Layout records:
..............................

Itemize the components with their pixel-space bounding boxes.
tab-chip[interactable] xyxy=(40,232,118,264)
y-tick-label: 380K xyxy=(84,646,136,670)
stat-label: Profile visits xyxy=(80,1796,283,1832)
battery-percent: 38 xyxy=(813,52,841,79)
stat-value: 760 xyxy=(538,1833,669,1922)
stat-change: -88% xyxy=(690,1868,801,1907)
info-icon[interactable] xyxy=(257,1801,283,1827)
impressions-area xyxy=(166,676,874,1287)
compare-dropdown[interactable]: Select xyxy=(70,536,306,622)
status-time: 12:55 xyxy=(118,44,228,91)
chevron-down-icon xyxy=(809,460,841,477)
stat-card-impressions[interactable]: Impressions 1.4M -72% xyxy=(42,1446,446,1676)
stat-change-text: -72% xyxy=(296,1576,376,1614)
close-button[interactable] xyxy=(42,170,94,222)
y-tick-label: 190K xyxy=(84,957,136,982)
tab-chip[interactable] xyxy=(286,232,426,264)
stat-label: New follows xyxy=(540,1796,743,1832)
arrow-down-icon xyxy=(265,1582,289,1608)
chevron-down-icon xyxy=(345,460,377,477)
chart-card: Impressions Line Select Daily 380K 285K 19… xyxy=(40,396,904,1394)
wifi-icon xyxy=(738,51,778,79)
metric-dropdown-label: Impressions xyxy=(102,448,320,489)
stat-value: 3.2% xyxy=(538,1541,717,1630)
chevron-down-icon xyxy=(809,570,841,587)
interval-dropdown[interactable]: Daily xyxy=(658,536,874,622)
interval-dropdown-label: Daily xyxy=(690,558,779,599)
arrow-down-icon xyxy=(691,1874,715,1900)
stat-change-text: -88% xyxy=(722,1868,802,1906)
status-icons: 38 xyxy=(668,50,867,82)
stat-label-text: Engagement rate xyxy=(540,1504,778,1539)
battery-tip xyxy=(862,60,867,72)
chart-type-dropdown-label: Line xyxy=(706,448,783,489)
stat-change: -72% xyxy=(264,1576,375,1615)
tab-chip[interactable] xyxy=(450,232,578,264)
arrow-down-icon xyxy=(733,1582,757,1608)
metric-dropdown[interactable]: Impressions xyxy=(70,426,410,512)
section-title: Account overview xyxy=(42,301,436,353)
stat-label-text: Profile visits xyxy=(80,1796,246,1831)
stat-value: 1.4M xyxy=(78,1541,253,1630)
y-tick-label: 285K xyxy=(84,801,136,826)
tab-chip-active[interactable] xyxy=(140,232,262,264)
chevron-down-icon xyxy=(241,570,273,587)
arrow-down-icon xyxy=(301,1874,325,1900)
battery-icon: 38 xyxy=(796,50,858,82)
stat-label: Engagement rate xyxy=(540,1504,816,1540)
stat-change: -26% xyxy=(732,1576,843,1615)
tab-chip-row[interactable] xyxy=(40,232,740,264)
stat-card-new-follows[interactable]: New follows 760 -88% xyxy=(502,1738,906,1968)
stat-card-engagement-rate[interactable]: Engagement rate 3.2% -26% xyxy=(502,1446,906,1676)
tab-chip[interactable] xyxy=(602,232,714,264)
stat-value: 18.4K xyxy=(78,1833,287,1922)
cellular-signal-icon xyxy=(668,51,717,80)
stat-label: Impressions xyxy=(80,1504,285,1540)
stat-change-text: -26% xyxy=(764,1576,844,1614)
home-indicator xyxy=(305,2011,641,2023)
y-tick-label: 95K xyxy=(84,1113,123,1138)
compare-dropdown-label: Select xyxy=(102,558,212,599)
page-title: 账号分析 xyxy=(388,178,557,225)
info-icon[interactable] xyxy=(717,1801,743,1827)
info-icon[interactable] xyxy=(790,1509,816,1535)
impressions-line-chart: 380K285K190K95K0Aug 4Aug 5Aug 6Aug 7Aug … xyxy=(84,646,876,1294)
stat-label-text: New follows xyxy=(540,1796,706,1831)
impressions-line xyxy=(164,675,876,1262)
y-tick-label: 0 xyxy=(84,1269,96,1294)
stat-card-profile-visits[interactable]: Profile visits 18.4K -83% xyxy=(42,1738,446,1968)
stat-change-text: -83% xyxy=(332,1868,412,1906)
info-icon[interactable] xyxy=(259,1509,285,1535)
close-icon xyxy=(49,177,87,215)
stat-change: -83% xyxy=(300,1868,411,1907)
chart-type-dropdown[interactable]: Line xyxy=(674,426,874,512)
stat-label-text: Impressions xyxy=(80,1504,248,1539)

..............................

INSTRUCTIONS FOR THE TASK =>
Can you quote every line of the records above, word for word?

COMPLETE OUTPUT =>
Itemize the components with their pixel-space bounding boxes.
tab-chip[interactable] xyxy=(40,232,118,264)
y-tick-label: 380K xyxy=(84,646,136,670)
stat-label: Profile visits xyxy=(80,1796,283,1832)
battery-percent: 38 xyxy=(813,52,841,79)
stat-value: 760 xyxy=(538,1833,669,1922)
stat-change: -88% xyxy=(690,1868,801,1907)
info-icon[interactable] xyxy=(257,1801,283,1827)
impressions-area xyxy=(166,676,874,1287)
compare-dropdown[interactable]: Select xyxy=(70,536,306,622)
status-time: 12:55 xyxy=(118,44,228,91)
chevron-down-icon xyxy=(809,460,841,477)
stat-card-impressions[interactable]: Impressions 1.4M -72% xyxy=(42,1446,446,1676)
stat-change-text: -72% xyxy=(296,1576,376,1614)
close-button[interactable] xyxy=(42,170,94,222)
y-tick-label: 190K xyxy=(84,957,136,982)
tab-chip[interactable] xyxy=(286,232,426,264)
stat-label: New follows xyxy=(540,1796,743,1832)
arrow-down-icon xyxy=(265,1582,289,1608)
chevron-down-icon xyxy=(345,460,377,477)
chart-card: Impressions Line Select Daily 380K 285K 19… xyxy=(40,396,904,1394)
wifi-icon xyxy=(738,51,778,79)
metric-dropdown-label: Impressions xyxy=(102,448,320,489)
stat-value: 3.2% xyxy=(538,1541,717,1630)
chevron-down-icon xyxy=(809,570,841,587)
interval-dropdown[interactable]: Daily xyxy=(658,536,874,622)
interval-dropdown-label: Daily xyxy=(690,558,779,599)
arrow-down-icon xyxy=(691,1874,715,1900)
stat-change-text: -88% xyxy=(722,1868,802,1906)
status-icons: 38 xyxy=(668,50,867,82)
stat-label-text: Engagement rate xyxy=(540,1504,778,1539)
battery-tip xyxy=(862,60,867,72)
chart-type-dropdown-label: Line xyxy=(706,448,783,489)
stat-change: -72% xyxy=(264,1576,375,1615)
tab-chip[interactable] xyxy=(450,232,578,264)
arrow-down-icon xyxy=(733,1582,757,1608)
metric-dropdown[interactable]: Impressions xyxy=(70,426,410,512)
section-title: Account overview xyxy=(42,301,436,353)
stat-label-text: Profile visits xyxy=(80,1796,246,1831)
stat-value: 1.4M xyxy=(78,1541,253,1630)
y-tick-label: 285K xyxy=(84,801,136,826)
tab-chip-active[interactable] xyxy=(140,232,262,264)
chevron-down-icon xyxy=(241,570,273,587)
arrow-down-icon xyxy=(301,1874,325,1900)
battery-icon: 38 xyxy=(796,50,858,82)
stat-label: Engagement rate xyxy=(540,1504,816,1540)
stat-change: -26% xyxy=(732,1576,843,1615)
tab-chip-row[interactable] xyxy=(40,232,740,264)
stat-card-new-follows[interactable]: New follows 760 -88% xyxy=(502,1738,906,1968)
stat-card-engagement-rate[interactable]: Engagement rate 3.2% -26% xyxy=(502,1446,906,1676)
tab-chip[interactable] xyxy=(602,232,714,264)
stat-value: 18.4K xyxy=(78,1833,287,1922)
cellular-signal-icon xyxy=(668,51,717,80)
stat-label: Impressions xyxy=(80,1504,285,1540)
stat-change-text: -26% xyxy=(764,1576,844,1614)
home-indicator xyxy=(305,2011,641,2023)
y-tick-label: 95K xyxy=(84,1113,123,1138)
compare-dropdown-label: Select xyxy=(102,558,212,599)
page-title: 账号分析 xyxy=(388,178,557,225)
info-icon[interactable] xyxy=(717,1801,743,1827)
info-icon[interactable] xyxy=(790,1509,816,1535)
impressions-line-chart: 380K285K190K95K0Aug 4Aug 5Aug 6Aug 7Aug … xyxy=(84,646,876,1294)
stat-label-text: New follows xyxy=(540,1796,706,1831)
impressions-line xyxy=(164,675,876,1262)
y-tick-label: 0 xyxy=(84,1269,96,1294)
stat-card-profile-visits[interactable]: Profile visits 18.4K -83% xyxy=(42,1738,446,1968)
stat-change-text: -83% xyxy=(332,1868,412,1906)
info-icon[interactable] xyxy=(259,1509,285,1535)
close-icon xyxy=(49,177,87,215)
stat-change: -83% xyxy=(300,1868,411,1907)
chart-type-dropdown[interactable]: Line xyxy=(674,426,874,512)
stat-label-text: Impressions xyxy=(80,1504,248,1539)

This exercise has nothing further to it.